(Data records)
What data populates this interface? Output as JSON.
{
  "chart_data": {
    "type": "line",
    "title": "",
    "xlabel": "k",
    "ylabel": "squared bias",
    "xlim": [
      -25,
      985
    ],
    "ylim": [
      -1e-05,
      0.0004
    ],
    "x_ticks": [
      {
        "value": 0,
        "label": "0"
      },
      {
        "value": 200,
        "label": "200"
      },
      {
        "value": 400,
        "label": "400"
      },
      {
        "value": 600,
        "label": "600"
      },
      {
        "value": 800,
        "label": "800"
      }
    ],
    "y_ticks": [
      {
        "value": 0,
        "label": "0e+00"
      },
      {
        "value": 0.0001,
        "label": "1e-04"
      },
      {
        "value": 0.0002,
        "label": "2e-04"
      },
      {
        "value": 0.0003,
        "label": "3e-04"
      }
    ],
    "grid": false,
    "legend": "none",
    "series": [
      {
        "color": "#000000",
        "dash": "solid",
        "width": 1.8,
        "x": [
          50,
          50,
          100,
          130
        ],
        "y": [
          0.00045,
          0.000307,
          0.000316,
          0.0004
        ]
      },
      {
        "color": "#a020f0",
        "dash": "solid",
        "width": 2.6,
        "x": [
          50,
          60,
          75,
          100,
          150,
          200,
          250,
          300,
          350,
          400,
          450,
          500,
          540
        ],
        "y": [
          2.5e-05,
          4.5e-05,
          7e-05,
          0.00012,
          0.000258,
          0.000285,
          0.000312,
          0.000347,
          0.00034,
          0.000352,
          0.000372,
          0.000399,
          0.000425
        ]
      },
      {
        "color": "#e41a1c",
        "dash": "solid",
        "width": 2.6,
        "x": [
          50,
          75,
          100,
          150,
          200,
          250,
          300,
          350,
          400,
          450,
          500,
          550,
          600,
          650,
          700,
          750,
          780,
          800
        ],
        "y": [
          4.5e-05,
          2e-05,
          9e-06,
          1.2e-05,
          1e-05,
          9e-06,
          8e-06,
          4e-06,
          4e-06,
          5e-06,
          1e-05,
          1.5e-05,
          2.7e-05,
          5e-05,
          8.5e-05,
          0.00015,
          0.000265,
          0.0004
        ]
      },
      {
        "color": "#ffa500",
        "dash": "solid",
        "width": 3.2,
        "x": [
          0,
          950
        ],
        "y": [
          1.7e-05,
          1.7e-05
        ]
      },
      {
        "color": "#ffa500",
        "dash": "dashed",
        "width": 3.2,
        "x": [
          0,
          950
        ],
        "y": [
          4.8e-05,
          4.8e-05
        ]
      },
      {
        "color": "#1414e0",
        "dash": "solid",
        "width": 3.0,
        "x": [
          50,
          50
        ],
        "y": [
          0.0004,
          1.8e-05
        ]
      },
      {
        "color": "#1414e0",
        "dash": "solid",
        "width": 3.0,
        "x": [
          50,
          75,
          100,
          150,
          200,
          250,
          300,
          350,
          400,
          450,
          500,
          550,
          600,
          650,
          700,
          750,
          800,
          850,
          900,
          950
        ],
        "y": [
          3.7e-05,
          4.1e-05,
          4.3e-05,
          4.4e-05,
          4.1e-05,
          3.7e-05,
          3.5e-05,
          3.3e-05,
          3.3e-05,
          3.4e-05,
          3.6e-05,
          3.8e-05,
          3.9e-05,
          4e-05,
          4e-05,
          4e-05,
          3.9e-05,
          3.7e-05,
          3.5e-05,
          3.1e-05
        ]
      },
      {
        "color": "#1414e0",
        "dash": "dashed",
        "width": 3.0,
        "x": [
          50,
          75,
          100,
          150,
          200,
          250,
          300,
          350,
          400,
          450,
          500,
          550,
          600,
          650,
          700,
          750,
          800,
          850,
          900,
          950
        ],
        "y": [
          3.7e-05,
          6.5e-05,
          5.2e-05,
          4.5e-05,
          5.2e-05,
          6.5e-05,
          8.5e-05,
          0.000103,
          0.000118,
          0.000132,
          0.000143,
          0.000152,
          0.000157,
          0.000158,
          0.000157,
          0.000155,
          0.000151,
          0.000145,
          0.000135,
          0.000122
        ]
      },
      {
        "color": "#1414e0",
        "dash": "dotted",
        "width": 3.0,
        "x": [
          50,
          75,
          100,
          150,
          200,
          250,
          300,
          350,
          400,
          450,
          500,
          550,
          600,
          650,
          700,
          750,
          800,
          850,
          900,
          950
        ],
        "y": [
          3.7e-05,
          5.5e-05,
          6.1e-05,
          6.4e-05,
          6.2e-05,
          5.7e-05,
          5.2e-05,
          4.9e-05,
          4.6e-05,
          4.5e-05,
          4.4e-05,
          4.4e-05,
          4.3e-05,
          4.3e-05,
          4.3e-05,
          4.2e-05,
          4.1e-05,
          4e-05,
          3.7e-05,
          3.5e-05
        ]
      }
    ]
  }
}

#### [Aim of the exercise]
Quote all the records. Keep every word exact.

#### [The solution]
What data populates this interface? Output as JSON.
{
  "chart_data": {
    "type": "line",
    "title": "",
    "xlabel": "k",
    "ylabel": "squared bias",
    "xlim": [
      -25,
      985
    ],
    "ylim": [
      -1e-05,
      0.0004
    ],
    "x_ticks": [
      {
        "value": 0,
        "label": "0"
      },
      {
        "value": 200,
        "label": "200"
      },
      {
        "value": 400,
        "label": "400"
      },
      {
        "value": 600,
        "label": "600"
      },
      {
        "value": 800,
        "label": "800"
      }
    ],
    "y_ticks": [
      {
        "value": 0,
        "label": "0e+00"
      },
      {
        "value": 0.0001,
        "label": "1e-04"
      },
      {
        "value": 0.0002,
        "label": "2e-04"
      },
      {
        "value": 0.0003,
        "label": "3e-04"
      }
    ],
    "grid": false,
    "legend": "none",
    "series": [
      {
        "color": "#000000",
        "dash": "solid",
        "width": 1.8,
        "x": [
          50,
          50,
          100,
          130
        ],
        "y": [
          0.00045,
          0.000307,
          0.000316,
          0.0004
        ]
      },
      {
        "color": "#a020f0",
        "dash": "solid",
        "width": 2.6,
        "x": [
          50,
          60,
          75,
          100,
          150,
          200,
          250,
          300,
          350,
          400,
          450,
          500,
          540
        ],
        "y": [
          2.5e-05,
          4.5e-05,
          7e-05,
          0.00012,
          0.000258,
          0.000285,
          0.000312,
          0.000347,
          0.00034,
          0.000352,
          0.000372,
          0.000399,
          0.000425
        ]
      },
      {
        "color": "#e41a1c",
        "dash": "solid",
        "width": 2.6,
        "x": [
          50,
          75,
          100,
          150,
          200,
          250,
          300,
          350,
          400,
          450,
          500,
          550,
          600,
          650,
          700,
          750,
          780,
          800
        ],
        "y": [
          4.5e-05,
          2e-05,
          9e-06,
          1.2e-05,
          1e-05,
          9e-06,
          8e-06,
          4e-06,
          4e-06,
          5e-06,
          1e-05,
          1.5e-05,
          2.7e-05,
          5e-05,
          8.5e-05,
          0.00015,
          0.000265,
          0.0004
        ]
      },
      {
        "color": "#ffa500",
        "dash": "solid",
        "width": 3.2,
        "x": [
          0,
          950
        ],
        "y": [
          1.7e-05,
          1.7e-05
        ]
      },
      {
        "color": "#ffa500",
        "dash": "dashed",
        "width": 3.2,
        "x": [
          0,
          950
        ],
        "y": [
          4.8e-05,
          4.8e-05
        ]
      },
      {
        "color": "#1414e0",
        "dash": "solid",
        "width": 3.0,
        "x": [
          50,
          50
        ],
        "y": [
          0.0004,
          1.8e-05
        ]
      },
      {
        "color": "#1414e0",
        "dash": "solid",
        "width": 3.0,
        "x": [
          50,
          75,
          100,
          150,
          200,
          250,
          300,
          350,
          400,
          450,
          500,
          550,
          600,
          650,
          700,
          750,
          800,
          850,
          900,
          950
        ],
        "y": [
          3.7e-05,
          4.1e-05,
          4.3e-05,
          4.4e-05,
          4.1e-05,
          3.7e-05,
          3.5e-05,
          3.3e-05,
          3.3e-05,
          3.4e-05,
          3.6e-05,
          3.8e-05,
          3.9e-05,
          4e-05,
          4e-05,
          4e-05,
          3.9e-05,
          3.7e-05,
          3.5e-05,
          3.1e-05
        ]
      },
      {
        "color": "#1414e0",
        "dash": "dashed",
        "width": 3.0,
        "x": [
          50,
          75,
          100,
          150,
          200,
          250,
          300,
          350,
          400,
          450,
          500,
          550,
          600,
          650,
          700,
          750,
          800,
          850,
          900,
          950
        ],
        "y": [
          3.7e-05,
          6.5e-05,
          5.2e-05,
          4.5e-05,
          5.2e-05,
          6.5e-05,
          8.5e-05,
          0.000103,
          0.000118,
          0.000132,
          0.000143,
          0.000152,
          0.000157,
          0.000158,
          0.000157,
          0.000155,
          0.000151,
          0.000145,
          0.000135,
          0.000122
        ]
      },
      {
        "color": "#1414e0",
        "dash": "dotted",
        "width": 3.0,
        "x": [
          50,
          75,
          100,
          150,
          200,
          250,
          300,
          350,
          400,
          450,
          500,
          550,
          600,
          650,
          700,
          750,
          800,
          850,
          900,
          950
        ],
        "y": [
          3.7e-05,
          5.5e-05,
          6.1e-05,
          6.4e-05,
          6.2e-05,
          5.7e-05,
          5.2e-05,
          4.9e-05,
          4.6e-05,
          4.5e-05,
          4.4e-05,
          4.4e-05,
          4.3e-05,
          4.3e-05,
          4.3e-05,
          4.2e-05,
          4.1e-05,
          4e-05,
          3.7e-05,
          3.5e-05
        ]
      }
    ]
  }
}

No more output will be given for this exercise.